WRITTEN REQUEST:
Below are the entries; count the lines in them that contain the word "EXPEDIENTE" and give only the number.

[Saved entries]
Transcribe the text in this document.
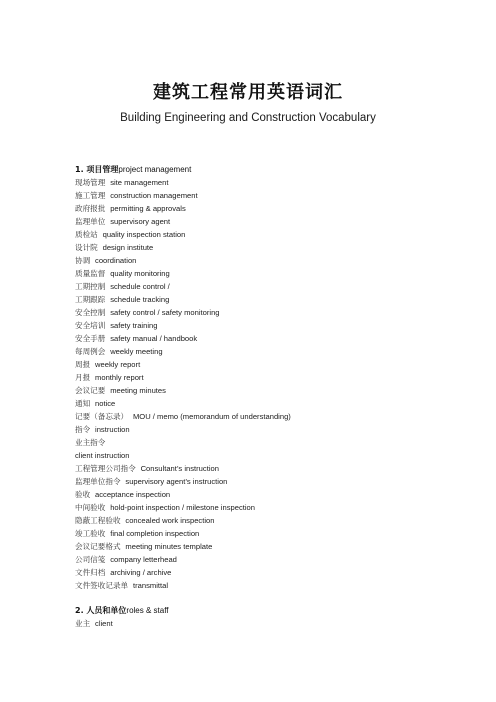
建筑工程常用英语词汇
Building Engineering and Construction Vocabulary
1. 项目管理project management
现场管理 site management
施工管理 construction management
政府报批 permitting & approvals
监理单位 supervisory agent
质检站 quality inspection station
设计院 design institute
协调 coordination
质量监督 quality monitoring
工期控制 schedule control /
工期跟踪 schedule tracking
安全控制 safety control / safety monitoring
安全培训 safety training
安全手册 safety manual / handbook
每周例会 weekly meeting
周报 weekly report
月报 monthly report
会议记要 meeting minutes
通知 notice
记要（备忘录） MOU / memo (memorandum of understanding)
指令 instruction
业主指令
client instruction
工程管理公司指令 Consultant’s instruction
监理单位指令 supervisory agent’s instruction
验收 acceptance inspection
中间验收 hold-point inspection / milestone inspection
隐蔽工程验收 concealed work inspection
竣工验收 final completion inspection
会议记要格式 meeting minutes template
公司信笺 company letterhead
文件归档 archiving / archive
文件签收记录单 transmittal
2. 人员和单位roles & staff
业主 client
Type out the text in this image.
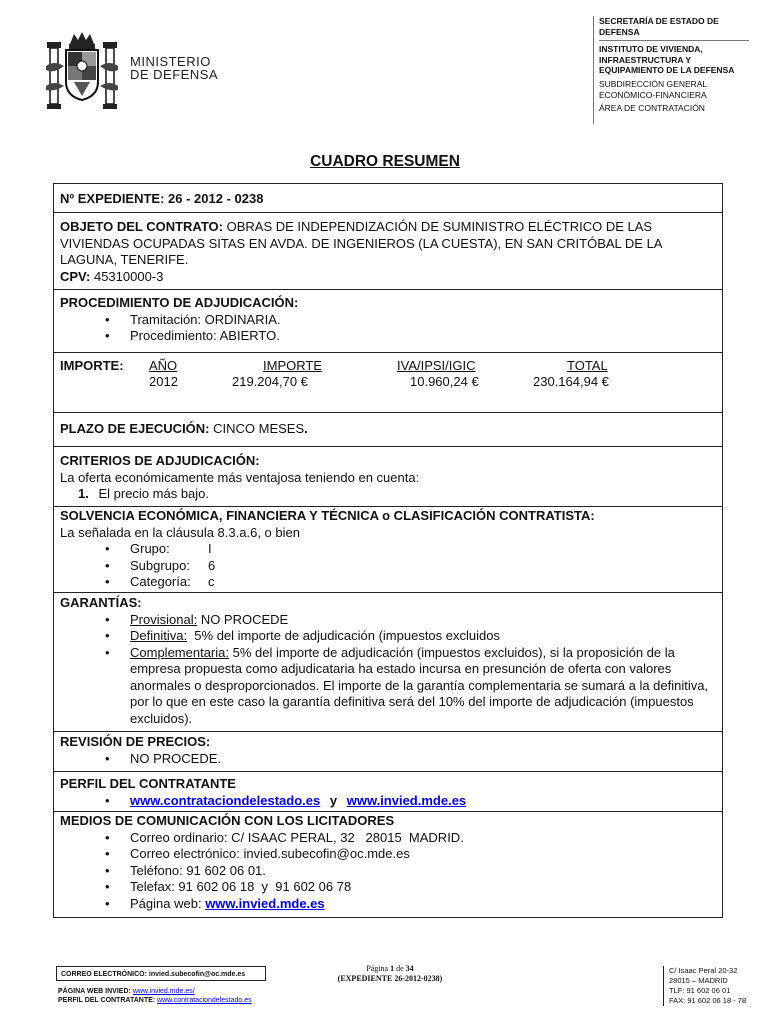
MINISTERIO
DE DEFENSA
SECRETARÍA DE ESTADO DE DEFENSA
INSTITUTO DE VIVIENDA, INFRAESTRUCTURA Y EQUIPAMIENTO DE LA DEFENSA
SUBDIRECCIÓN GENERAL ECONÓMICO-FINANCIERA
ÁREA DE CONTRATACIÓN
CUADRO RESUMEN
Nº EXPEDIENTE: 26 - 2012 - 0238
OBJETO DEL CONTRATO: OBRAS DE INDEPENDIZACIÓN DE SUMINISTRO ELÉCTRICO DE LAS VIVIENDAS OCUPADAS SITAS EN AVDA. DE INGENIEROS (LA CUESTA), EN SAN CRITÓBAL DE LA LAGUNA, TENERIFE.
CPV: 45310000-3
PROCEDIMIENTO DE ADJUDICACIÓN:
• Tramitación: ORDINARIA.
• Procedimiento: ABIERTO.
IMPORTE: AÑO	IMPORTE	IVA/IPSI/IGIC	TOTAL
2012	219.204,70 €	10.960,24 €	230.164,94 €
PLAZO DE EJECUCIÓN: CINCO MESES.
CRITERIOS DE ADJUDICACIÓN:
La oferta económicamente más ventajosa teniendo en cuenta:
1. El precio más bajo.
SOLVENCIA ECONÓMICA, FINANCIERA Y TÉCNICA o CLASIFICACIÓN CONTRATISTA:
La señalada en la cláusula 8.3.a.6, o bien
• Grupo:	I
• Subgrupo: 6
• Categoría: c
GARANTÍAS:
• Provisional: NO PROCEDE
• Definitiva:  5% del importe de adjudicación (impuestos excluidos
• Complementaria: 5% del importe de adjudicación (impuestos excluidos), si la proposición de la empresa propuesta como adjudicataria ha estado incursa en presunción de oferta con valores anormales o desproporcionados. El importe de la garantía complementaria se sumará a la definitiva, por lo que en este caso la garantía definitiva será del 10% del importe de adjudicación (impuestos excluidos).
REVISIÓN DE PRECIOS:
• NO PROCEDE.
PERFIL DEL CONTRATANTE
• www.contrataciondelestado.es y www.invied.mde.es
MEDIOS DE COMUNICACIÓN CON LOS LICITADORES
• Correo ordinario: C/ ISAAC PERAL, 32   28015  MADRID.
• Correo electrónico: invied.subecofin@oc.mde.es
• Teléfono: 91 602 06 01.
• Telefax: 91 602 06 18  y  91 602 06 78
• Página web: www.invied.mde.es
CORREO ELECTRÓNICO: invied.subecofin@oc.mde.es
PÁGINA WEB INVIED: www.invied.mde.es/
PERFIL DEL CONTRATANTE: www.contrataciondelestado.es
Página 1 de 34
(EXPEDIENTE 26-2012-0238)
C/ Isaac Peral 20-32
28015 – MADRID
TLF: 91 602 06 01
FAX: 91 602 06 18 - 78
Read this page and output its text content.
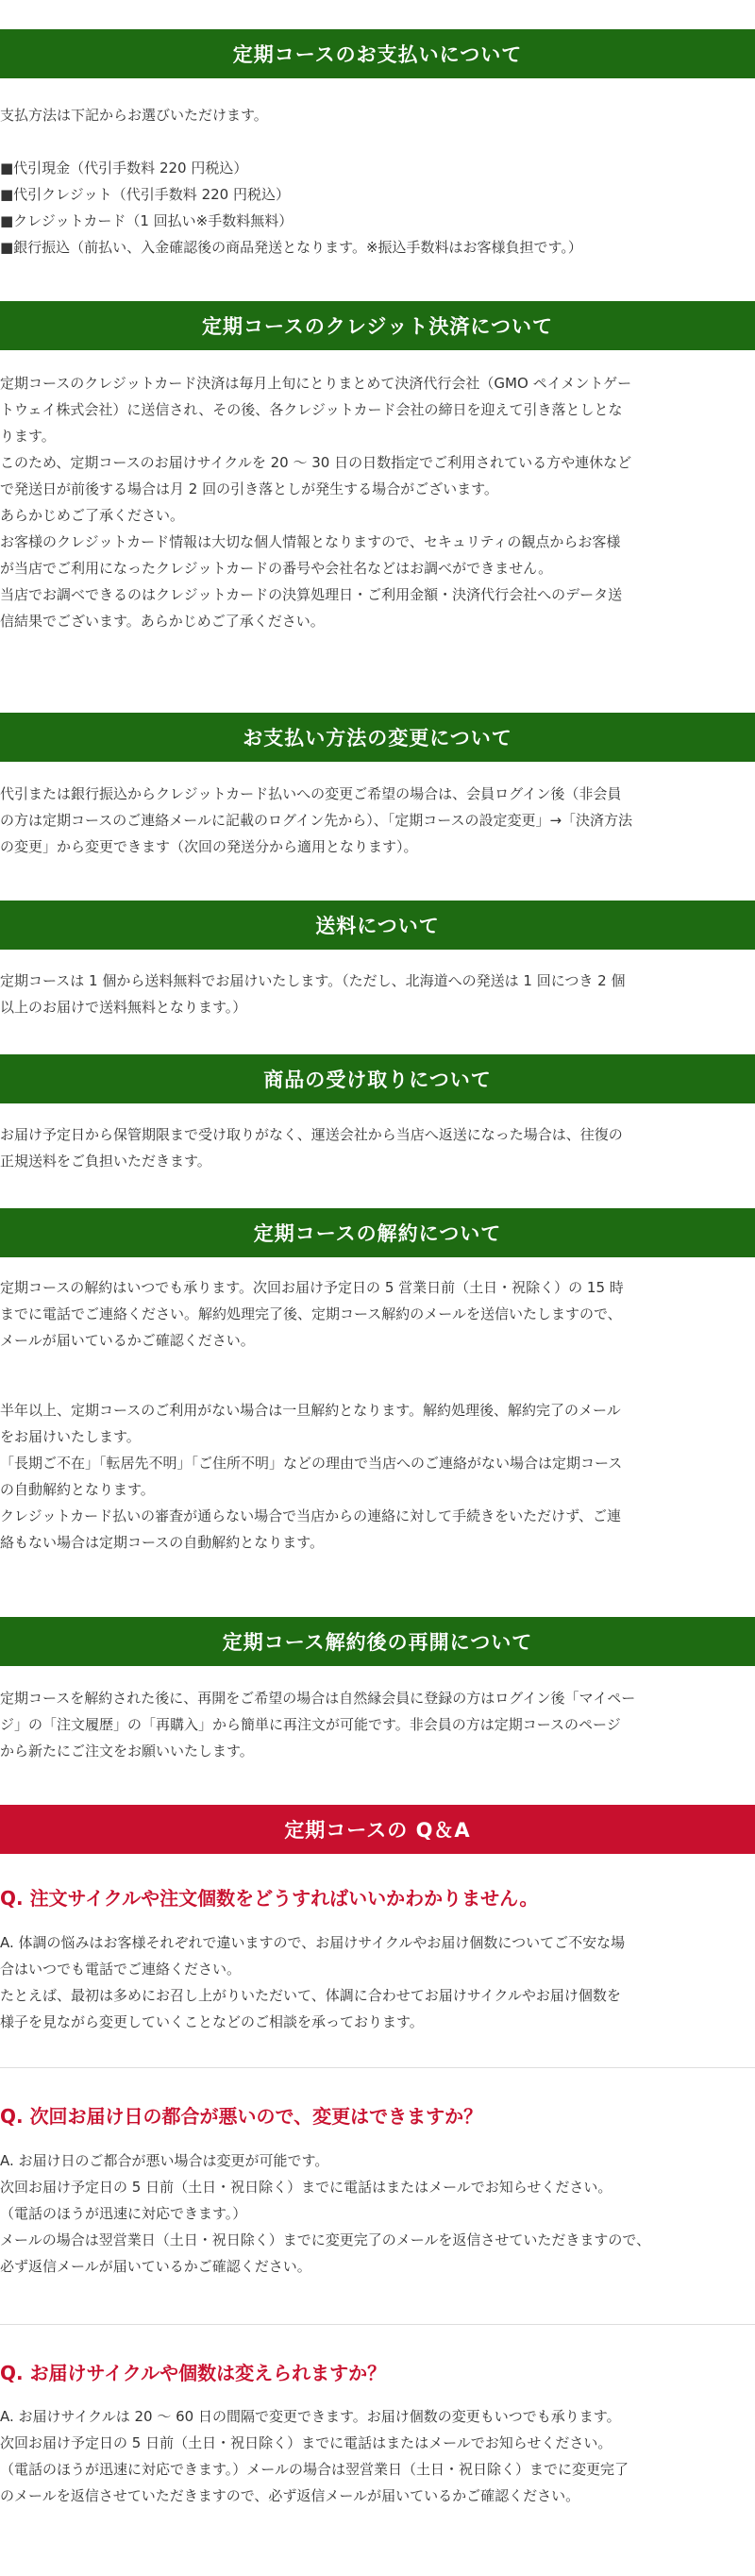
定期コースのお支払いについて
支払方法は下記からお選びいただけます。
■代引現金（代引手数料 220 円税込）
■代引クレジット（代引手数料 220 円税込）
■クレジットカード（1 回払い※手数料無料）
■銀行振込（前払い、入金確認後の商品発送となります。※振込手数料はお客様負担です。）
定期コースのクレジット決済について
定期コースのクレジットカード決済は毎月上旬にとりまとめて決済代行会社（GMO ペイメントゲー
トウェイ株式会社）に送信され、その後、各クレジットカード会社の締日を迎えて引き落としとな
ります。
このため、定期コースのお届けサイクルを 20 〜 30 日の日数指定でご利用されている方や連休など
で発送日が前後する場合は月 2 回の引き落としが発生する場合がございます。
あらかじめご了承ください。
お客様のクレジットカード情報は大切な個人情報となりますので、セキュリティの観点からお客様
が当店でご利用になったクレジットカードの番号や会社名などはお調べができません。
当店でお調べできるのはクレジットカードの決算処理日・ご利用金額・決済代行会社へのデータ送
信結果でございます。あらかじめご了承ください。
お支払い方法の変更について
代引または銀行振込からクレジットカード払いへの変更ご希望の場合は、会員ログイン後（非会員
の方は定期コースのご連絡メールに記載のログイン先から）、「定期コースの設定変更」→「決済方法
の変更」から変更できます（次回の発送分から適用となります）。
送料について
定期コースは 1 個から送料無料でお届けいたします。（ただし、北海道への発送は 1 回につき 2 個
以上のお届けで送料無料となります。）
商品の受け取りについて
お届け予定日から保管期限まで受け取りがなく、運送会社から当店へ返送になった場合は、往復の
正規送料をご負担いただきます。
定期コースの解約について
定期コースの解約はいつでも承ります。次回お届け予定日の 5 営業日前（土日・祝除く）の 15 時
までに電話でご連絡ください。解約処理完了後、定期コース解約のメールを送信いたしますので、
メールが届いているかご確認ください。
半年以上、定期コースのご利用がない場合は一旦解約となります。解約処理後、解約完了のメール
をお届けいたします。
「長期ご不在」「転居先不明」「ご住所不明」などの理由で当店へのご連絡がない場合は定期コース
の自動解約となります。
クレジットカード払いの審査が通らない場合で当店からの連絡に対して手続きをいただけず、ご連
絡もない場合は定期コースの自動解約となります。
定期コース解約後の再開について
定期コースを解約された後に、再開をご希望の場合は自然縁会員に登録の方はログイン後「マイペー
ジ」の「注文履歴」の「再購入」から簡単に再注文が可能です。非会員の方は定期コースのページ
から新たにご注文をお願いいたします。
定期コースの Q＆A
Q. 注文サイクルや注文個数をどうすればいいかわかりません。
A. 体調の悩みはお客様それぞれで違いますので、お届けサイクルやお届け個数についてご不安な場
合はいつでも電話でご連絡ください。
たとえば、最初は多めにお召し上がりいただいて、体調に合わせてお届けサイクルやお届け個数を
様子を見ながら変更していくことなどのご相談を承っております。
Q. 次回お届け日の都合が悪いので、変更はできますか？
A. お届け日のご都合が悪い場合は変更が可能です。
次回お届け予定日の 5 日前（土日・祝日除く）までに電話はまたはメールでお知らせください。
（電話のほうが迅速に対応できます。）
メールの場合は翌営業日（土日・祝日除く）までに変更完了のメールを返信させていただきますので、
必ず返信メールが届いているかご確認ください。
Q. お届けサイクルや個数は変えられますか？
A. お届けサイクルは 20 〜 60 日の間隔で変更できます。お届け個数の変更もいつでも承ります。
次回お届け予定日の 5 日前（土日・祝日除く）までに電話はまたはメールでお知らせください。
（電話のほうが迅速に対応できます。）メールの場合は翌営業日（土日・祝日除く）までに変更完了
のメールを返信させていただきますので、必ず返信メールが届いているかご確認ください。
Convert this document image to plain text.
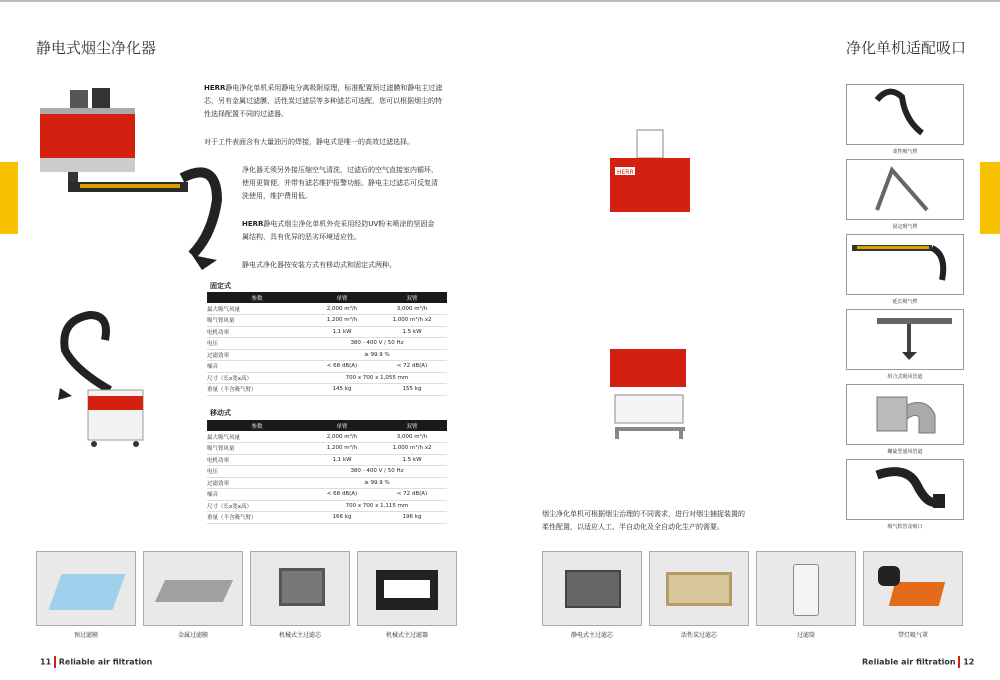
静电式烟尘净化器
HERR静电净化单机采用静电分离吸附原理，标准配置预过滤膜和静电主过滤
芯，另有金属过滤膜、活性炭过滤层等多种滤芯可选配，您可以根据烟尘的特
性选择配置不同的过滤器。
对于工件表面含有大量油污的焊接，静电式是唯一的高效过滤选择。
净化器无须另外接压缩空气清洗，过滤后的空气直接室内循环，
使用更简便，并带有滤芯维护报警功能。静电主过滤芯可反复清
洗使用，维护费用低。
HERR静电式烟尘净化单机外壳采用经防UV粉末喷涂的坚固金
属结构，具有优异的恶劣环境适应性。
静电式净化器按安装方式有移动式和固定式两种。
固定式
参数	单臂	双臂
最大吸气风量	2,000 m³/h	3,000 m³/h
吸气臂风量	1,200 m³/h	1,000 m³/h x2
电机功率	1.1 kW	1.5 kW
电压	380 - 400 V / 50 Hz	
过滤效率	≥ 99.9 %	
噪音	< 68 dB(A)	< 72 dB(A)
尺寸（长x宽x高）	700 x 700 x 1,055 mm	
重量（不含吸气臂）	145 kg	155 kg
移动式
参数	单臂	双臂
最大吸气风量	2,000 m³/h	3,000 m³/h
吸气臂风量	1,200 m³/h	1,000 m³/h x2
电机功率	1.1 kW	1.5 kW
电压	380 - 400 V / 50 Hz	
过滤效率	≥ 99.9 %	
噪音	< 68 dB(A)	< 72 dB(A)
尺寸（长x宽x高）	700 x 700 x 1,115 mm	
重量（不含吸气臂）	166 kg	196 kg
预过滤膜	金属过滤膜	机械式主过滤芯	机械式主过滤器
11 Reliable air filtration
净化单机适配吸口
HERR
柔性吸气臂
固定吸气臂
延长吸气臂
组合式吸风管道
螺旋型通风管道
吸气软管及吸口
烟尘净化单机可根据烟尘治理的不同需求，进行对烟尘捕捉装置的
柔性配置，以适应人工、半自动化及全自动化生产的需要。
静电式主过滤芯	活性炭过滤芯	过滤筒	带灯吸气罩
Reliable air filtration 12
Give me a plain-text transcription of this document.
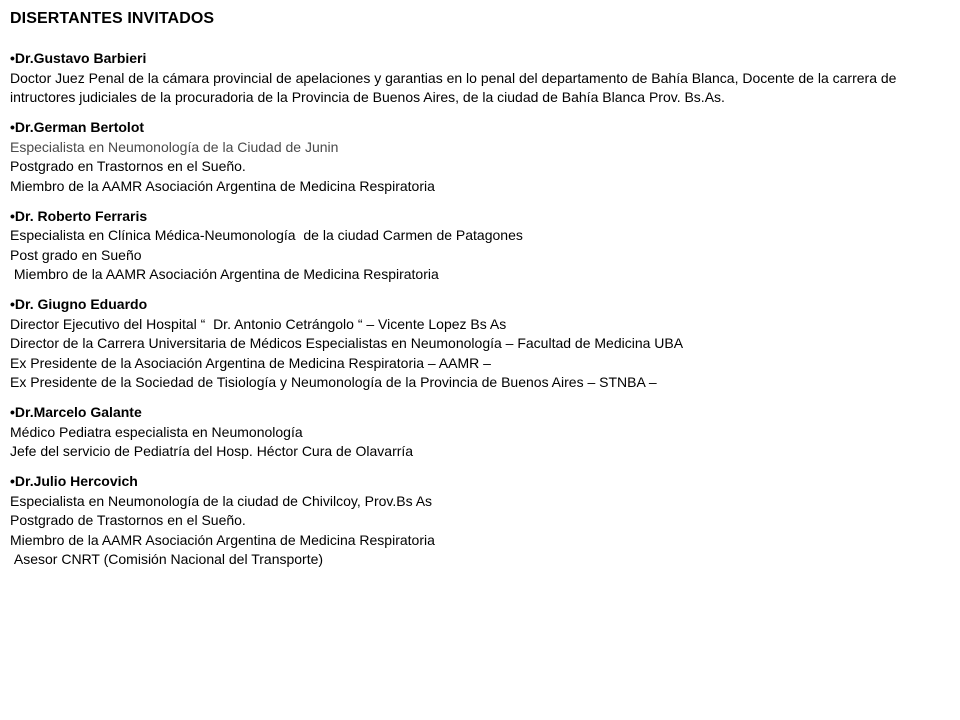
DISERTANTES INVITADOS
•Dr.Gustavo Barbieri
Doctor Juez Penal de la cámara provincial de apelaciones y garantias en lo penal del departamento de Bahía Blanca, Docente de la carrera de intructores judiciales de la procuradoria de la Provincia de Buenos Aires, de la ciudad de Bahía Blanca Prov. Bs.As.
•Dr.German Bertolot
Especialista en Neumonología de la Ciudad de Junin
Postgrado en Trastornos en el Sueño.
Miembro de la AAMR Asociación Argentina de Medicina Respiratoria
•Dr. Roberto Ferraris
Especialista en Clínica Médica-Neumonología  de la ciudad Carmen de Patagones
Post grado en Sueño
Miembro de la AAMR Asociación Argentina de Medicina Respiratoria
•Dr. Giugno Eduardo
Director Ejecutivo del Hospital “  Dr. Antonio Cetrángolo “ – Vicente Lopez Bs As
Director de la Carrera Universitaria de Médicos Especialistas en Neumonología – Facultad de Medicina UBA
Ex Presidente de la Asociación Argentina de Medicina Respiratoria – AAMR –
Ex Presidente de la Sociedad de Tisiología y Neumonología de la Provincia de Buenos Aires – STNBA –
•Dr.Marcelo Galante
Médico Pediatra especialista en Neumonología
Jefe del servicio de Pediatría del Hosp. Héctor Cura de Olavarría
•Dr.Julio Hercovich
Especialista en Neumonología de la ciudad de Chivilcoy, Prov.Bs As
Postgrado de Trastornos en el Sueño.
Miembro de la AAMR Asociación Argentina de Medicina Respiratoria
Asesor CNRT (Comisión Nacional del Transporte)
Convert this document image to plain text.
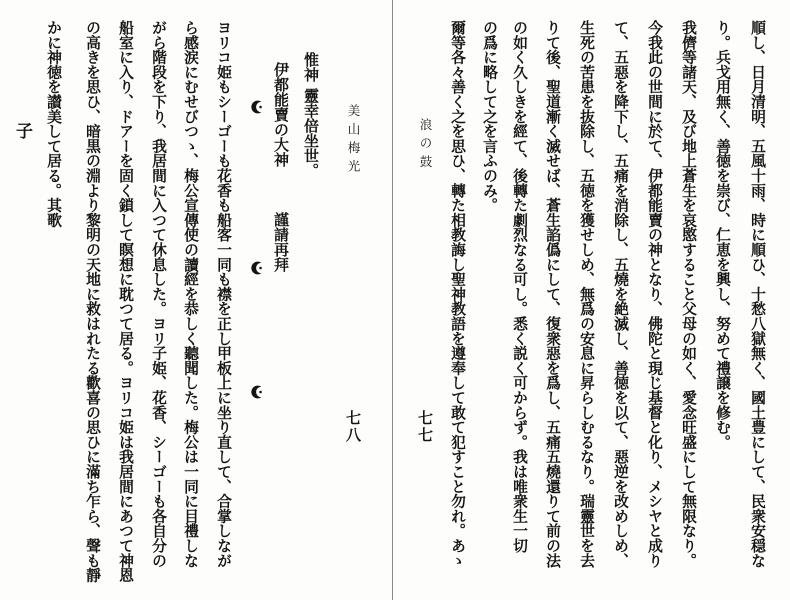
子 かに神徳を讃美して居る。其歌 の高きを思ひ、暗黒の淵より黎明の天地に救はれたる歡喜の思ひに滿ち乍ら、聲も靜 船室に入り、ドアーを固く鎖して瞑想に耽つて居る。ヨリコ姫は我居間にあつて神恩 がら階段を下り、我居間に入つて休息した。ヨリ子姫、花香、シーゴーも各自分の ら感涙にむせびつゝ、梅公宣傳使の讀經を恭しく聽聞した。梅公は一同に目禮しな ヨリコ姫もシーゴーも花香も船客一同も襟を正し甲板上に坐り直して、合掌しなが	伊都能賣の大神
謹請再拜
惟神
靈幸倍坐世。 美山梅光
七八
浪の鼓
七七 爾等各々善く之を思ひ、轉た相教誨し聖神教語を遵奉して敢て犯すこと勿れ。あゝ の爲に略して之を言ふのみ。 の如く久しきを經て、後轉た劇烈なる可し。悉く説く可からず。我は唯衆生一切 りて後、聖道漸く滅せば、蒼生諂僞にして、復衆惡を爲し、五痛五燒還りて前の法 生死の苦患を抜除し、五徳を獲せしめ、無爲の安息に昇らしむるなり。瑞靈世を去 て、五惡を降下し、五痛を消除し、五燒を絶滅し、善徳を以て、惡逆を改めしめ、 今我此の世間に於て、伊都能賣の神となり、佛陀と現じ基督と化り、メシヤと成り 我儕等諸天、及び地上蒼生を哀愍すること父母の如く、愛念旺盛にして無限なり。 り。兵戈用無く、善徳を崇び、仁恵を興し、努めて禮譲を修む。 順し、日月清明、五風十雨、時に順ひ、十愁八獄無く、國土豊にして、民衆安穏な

ANSWER IN FULL:
2